5 ways to flirt with your Product Scaling

5-ways-to-flirt-with-your-product-scaling

Today is the age of start-ups and small businesses. People are willing to take the risks involved, the government and investors are looking to sponsor good  ventures, and the user-base is ready to try out new offerings. Despite it all, according to Failory, 2 out of 10 new businesses fail in their very first year. 9  out of 11 startups end up having to shut operations.

Why is this the case? Is there a fundamental issue with the product itself? Most often, the issue is with product scaling.

Product Scaling refers to ensuring that a product is robust enough to survive the market scenario, and grow to make a healthy profit. While it is important that the environment is conducive for growth, here are five ways you can experiment and figure out what works for your product.

1. Plan your Idea as a Business model

The first step in setting up a company is to have a good idea, one that solves a pain point for the customer. The customer needs to care enough about the problem, and the solution must ease all or some aspect of it. However great the idea, it cannot succeed without a great business model. Effectively, this conversion becomes the first major step in your startup journey.

A good business model rides on the startup idea and aims to reach its customer ensuring they see value from the product. It takes into account the current state of finances and charts out a course that will enable you to keep up with the ups and downs in your startup journey. This process includes identifying the right channels to reach out to your customers, and setting up an infrastructure that can sustain business growth. The right business model will help you navigate challenges, while holding up the other ends stable.3

2. Visualize revenue entrance to signal confidence

How do you craft a business model that can sustain your demands? Let us look into some of the nuances to keep in mind while planning your business model.

  • Target persona : What is the business segment you are targeting? Who is your ideal buyer?
  • Value Proposition: What is the main pain point of your buyer? How are you going to address their issue? Will the solution/s completely address their problem?
  • Marketing Plan: How are you going to reach out to your prospective customers? How are you going to interact with them at each stage of the  marketing funnel?
  • Customer Success : How are you going to provide continuous value for your customer, once they decide to buy your product? What kind of support/assistance will you offer?
  • Pricing Strategy: What price strategy are you going to adopt? How are you going to plan your pricing as your business grows?
  • Resource Planning: What are the resources you need to keep your business up and running? Have you covered everything from labor to license’s?
  • Business Planning: What are the activities you need to perform to ensure your product sees a successful run? Who are the people who can help you  here – be it advisors, partners, or third party agencies?

With all these pointers in mind, plan your basic infrastructure. Put together a cost estimate. Analyze. Repeat. Keep working on the infrastructure until you achieve a satisfactory mix of cost vs services offered.

3. Prototype to confirm adopters

Once you have arrived at a reasonable infrastructure setup, you need to test it out in the real world to understand if your assumptions and reasoning are correct. Put together a prototype and observe how your customer receives it. Get their feedback and you know what your next set of activities should be.

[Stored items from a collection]

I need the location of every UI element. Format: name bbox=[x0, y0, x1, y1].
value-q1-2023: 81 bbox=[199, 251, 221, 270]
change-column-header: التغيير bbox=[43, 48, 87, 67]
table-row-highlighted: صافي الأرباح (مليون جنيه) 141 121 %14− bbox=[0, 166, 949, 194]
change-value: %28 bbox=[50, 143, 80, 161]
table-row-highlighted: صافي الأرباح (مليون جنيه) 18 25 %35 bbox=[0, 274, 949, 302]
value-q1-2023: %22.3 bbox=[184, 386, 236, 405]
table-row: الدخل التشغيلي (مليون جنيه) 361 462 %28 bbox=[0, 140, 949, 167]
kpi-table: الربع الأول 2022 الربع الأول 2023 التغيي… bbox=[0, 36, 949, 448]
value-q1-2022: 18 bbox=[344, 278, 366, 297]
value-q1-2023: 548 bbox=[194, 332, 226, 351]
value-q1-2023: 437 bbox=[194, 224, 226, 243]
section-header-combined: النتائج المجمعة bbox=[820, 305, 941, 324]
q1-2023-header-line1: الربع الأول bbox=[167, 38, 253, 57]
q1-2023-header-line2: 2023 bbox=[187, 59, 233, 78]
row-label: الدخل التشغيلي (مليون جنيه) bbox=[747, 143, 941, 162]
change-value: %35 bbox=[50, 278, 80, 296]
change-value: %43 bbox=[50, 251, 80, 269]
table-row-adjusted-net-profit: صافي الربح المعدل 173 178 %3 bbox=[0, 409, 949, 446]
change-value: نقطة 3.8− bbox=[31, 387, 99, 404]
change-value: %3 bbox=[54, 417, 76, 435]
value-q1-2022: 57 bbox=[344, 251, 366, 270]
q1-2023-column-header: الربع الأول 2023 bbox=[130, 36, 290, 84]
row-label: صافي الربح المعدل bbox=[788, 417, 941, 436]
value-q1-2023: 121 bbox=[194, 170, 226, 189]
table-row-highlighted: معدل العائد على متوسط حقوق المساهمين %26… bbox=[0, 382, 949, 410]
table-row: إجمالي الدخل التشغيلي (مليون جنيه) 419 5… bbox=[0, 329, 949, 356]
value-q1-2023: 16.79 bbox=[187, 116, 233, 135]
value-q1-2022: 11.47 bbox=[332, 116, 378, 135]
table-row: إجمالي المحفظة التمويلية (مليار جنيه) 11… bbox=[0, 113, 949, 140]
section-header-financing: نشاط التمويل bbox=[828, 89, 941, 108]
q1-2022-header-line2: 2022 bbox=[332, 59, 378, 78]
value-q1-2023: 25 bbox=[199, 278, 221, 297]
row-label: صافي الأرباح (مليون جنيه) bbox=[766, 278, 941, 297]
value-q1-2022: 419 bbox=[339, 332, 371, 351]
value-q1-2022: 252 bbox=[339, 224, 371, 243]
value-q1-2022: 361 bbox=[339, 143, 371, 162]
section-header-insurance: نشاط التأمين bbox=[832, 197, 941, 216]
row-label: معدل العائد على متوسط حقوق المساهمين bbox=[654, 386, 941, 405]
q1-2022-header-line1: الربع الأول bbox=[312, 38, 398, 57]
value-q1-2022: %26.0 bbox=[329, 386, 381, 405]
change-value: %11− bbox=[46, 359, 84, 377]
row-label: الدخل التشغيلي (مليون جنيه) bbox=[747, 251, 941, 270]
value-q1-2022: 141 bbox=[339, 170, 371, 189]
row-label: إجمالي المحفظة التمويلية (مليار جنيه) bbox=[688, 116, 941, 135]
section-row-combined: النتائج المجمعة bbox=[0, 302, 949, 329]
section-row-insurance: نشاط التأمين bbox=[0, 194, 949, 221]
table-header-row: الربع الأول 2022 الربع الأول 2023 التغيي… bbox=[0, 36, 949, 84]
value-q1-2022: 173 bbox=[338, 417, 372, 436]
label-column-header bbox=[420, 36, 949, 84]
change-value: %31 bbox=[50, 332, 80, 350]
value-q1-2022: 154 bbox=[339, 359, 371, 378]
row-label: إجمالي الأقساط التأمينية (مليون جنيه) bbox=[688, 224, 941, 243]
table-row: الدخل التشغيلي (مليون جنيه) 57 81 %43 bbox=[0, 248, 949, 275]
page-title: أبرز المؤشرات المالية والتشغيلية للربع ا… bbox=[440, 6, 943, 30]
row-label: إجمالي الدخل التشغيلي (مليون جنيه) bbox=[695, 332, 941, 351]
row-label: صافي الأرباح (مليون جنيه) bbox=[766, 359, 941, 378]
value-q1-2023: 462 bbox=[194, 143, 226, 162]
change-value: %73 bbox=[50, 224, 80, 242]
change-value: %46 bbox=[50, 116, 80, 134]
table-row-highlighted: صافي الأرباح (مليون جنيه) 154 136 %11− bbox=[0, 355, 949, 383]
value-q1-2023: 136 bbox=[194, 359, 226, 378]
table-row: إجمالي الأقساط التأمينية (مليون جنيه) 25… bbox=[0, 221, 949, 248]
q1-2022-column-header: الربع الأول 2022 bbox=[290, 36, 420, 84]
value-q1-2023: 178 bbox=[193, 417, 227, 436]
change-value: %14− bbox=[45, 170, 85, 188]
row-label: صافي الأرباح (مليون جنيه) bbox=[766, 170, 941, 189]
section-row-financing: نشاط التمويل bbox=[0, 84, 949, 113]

• [Activity A]: Translate this sentence from the product scaling article into Spanish: "The customer needs to care enough about the problem, and the solution must ease all or some aspect of it."
• [Activity B]: Carry on the product scaling article from the point where it stops.
The listing has no connection to the product scaling article.

• [Result A]: Al cliente debe importarle lo suficiente el problema, y la solución debe aliviarlo por completo o en alguno de sus aspectos.

• [Result B]:
There is no set business model that will work for your company. Study popular and successive business models and use them to start with. Fine tune them according to your requirements. Iterate based on feedback and reception. Do these right at the beginning of your Go-To-Market phase. Change your entire model if needed. Arrive at the business model that works for you, and create your own story.

4. Locate your ideal 2 years ecosystem

You now have your business model and your first working prototype that has given you satisfactory results. What next?

This is where the real-world test comes into the picture. While so far the product has always been in your control, you start encountering factors like the environment that you put together your product in, your customer market scenario, market changes like new technologies and price fluctuations,
unaccounted for events like the pandemic, constraints with respect to money, resources, time, demand, supply……. The way to deal with this is to account for uncertainty in your business model, have room for change, and grab opportunities as they come, even if it means adapting your business model to newer events.

5. Declare your proofs to create further interests

Do not panic if your first prototype fails. Infact, panic if it works. Only the mistakes you make will help you make the right changes to your business model. Intensify the testing process as your pattern evolves. Plan, create, make mistakes, fail, learn, reiterate, repeat, succeed – This is the only successful model.

Ensure you document the hypothesis, reasoning and results at every stage. As your business model evolves, you have arrived at a successful strategy that works, with the needed proofs to show the world, or reach out to investors, if that's on your mind.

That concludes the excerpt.